DIRECTIONS FOR THIS TASK –
Take the listing and print it in full, exactly as given.

EXCERPTED RECORDS –
.....

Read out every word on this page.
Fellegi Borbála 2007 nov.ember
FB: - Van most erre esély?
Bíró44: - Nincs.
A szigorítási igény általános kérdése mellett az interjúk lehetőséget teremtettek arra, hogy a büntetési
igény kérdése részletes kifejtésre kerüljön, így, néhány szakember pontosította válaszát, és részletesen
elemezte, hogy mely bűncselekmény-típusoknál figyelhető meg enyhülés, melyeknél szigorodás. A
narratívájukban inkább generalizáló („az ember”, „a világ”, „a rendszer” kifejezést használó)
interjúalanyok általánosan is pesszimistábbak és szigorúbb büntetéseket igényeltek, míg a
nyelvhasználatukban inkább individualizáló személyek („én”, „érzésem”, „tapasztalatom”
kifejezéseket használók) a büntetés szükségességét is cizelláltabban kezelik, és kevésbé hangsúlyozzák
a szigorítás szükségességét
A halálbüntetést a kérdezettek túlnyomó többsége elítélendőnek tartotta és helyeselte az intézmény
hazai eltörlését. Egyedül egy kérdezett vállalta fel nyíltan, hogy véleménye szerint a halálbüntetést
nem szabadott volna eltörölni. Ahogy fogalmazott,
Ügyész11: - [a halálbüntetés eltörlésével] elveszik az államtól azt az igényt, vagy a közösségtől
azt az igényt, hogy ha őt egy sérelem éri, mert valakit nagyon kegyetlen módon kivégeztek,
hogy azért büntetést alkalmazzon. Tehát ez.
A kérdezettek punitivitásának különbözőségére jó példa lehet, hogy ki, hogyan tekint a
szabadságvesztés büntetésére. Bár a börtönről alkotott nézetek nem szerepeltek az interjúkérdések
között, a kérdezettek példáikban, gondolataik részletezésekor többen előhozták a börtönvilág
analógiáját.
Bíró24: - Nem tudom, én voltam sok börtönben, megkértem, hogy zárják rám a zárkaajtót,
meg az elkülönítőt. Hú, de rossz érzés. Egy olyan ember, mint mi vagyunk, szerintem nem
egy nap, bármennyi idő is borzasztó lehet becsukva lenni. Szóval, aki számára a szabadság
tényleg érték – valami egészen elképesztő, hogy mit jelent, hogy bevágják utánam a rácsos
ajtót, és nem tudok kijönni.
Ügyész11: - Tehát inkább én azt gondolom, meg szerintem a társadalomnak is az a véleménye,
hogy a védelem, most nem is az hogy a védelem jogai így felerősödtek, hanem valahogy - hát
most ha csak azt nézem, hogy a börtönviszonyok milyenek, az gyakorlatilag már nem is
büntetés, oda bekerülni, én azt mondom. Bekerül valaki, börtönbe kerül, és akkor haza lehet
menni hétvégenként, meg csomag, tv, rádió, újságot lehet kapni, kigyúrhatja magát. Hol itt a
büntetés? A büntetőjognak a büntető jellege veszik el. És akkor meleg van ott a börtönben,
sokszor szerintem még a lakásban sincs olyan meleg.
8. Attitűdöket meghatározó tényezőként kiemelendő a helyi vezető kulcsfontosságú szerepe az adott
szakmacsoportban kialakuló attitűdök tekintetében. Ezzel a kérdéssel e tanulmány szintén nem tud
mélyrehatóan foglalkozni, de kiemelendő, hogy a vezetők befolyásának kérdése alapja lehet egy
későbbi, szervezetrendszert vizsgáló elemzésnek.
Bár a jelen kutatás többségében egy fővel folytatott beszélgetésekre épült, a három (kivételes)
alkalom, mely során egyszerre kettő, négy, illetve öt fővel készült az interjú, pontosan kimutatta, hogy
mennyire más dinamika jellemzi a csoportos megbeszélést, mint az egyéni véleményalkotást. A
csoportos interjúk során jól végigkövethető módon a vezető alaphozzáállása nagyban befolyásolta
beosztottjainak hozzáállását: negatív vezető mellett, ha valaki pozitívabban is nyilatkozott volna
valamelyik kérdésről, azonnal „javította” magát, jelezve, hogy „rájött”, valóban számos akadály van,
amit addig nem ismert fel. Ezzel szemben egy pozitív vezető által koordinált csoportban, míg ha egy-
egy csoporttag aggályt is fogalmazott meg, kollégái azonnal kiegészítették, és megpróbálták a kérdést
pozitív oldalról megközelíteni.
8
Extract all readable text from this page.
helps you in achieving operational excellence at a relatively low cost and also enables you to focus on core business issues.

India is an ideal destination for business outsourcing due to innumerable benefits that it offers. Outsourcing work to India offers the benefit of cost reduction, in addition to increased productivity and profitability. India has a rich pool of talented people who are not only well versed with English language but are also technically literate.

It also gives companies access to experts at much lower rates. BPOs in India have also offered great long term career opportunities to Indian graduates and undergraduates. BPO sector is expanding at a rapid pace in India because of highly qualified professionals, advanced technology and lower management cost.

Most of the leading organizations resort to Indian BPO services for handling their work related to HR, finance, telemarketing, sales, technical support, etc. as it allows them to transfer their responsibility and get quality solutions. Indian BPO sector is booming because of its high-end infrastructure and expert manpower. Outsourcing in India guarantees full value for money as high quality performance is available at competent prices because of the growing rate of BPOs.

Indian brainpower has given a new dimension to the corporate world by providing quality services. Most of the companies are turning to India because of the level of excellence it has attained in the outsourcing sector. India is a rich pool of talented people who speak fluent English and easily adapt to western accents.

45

.....

RESULT –
Read out every word on this page.
Fellegi Borbála 2007 nov.ember
FB: - Van most erre esély?
Bíró44: - Nincs.
A szigorítási igény általános kérdése mellett az interjúk lehetőséget teremtettek arra, hogy a büntetési
igény kérdése részletes kifejtésre kerüljön, így, néhány szakember pontosította válaszát, és részletesen
elemezte, hogy mely bűncselekmény-típusoknál figyelhető meg enyhülés, melyeknél szigorodás. A
narratívájukban inkább generalizáló („az ember”, „a világ”, „a rendszer” kifejezést használó)
interjúalanyok általánosan is pesszimistábbak és szigorúbb büntetéseket igényeltek, míg a
nyelvhasználatukban inkább individualizáló személyek („én”, „érzésem”, „tapasztalatom”
kifejezéseket használók) a büntetés szükségességét is cizelláltabban kezelik, és kevésbé hangsúlyozzák
a szigorítás szükségességét
A halálbüntetést a kérdezettek túlnyomó többsége elítélendőnek tartotta és helyeselte az intézmény
hazai eltörlését. Egyedül egy kérdezett vállalta fel nyíltan, hogy véleménye szerint a halálbüntetést
nem szabadott volna eltörölni. Ahogy fogalmazott,
Ügyész11: - [a halálbüntetés eltörlésével] elveszik az államtól azt az igényt, vagy a közösségtől
azt az igényt, hogy ha őt egy sérelem éri, mert valakit nagyon kegyetlen módon kivégeztek,
hogy azért büntetést alkalmazzon. Tehát ez.
A kérdezettek punitivitásának különbözőségére jó példa lehet, hogy ki, hogyan tekint a
szabadságvesztés büntetésére. Bár a börtönről alkotott nézetek nem szerepeltek az interjúkérdések
között, a kérdezettek példáikban, gondolataik részletezésekor többen előhozták a börtönvilág
analógiáját.
Bíró24: - Nem tudom, én voltam sok börtönben, megkértem, hogy zárják rám a zárkaajtót,
meg az elkülönítőt. Hú, de rossz érzés. Egy olyan ember, mint mi vagyunk, szerintem nem
egy nap, bármennyi idő is borzasztó lehet becsukva lenni. Szóval, aki számára a szabadság
tényleg érték – valami egészen elképesztő, hogy mit jelent, hogy bevágják utánam a rácsos
ajtót, és nem tudok kijönni.
Ügyész11: - Tehát inkább én azt gondolom, meg szerintem a társadalomnak is az a véleménye,
hogy a védelem, most nem is az hogy a védelem jogai így felerősödtek, hanem valahogy - hát
most ha csak azt nézem, hogy a börtönviszonyok milyenek, az gyakorlatilag már nem is
büntetés, oda bekerülni, én azt mondom. Bekerül valaki, börtönbe kerül, és akkor haza lehet
menni hétvégenként, meg csomag, tv, rádió, újságot lehet kapni, kigyúrhatja magát. Hol itt a
büntetés? A büntetőjognak a büntető jellege veszik el. És akkor meleg van ott a börtönben,
sokszor szerintem még a lakásban sincs olyan meleg.
8. Attitűdöket meghatározó tényezőként kiemelendő a helyi vezető kulcsfontosságú szerepe az adott
szakmacsoportban kialakuló attitűdök tekintetében. Ezzel a kérdéssel e tanulmány szintén nem tud
mélyrehatóan foglalkozni, de kiemelendő, hogy a vezetők befolyásának kérdése alapja lehet egy
későbbi, szervezetrendszert vizsgáló elemzésnek.
Bár a jelen kutatás többségében egy fővel folytatott beszélgetésekre épült, a három (kivételes)
alkalom, mely során egyszerre kettő, négy, illetve öt fővel készült az interjú, pontosan kimutatta, hogy
mennyire más dinamika jellemzi a csoportos megbeszélést, mint az egyéni véleményalkotást. A
csoportos interjúk során jól végigkövethető módon a vezető alaphozzáállása nagyban befolyásolta
beosztottjainak hozzáállását: negatív vezető mellett, ha valaki pozitívabban is nyilatkozott volna
valamelyik kérdésről, azonnal „javította” magát, jelezve, hogy „rájött”, valóban számos akadály van,
amit addig nem ismert fel. Ezzel szemben egy pozitív vezető által koordinált csoportban, míg ha egy-
egy csoporttag aggályt is fogalmazott meg, kollégái azonnal kiegészítették, és megpróbálták a kérdést
pozitív oldalról megközelíteni.
8
Extract all readable text from this page.
helps you in achieving operational excellence at a relatively low cost and also enables you to focus on core business issues.

India is an ideal destination for business outsourcing due to innumerable benefits that it offers. Outsourcing work to India offers the benefit of cost reduction, in addition to increased productivity and profitability. India has a rich pool of talented people who are not only well versed with English language but are also technically literate.

It also gives companies access to experts at much lower rates. BPOs in India have also offered great long term career opportunities to Indian graduates and undergraduates. BPO sector is expanding at a rapid pace in India because of highly qualified professionals, advanced technology and lower management cost.

Most of the leading organizations resort to Indian BPO services for handling their work related to HR, finance, telemarketing, sales, technical support, etc. as it allows them to transfer their responsibility and get quality solutions. Indian BPO sector is booming because of its high-end infrastructure and expert manpower. Outsourcing in India guarantees full value for money as high quality performance is available at competent prices because of the growing rate of BPOs.

Indian brainpower has given a new dimension to the corporate world by providing quality services. Most of the companies are turning to India because of the level of excellence it has attained in the outsourcing sector. India is a rich pool of talented people who speak fluent English and easily adapt to western accents.

45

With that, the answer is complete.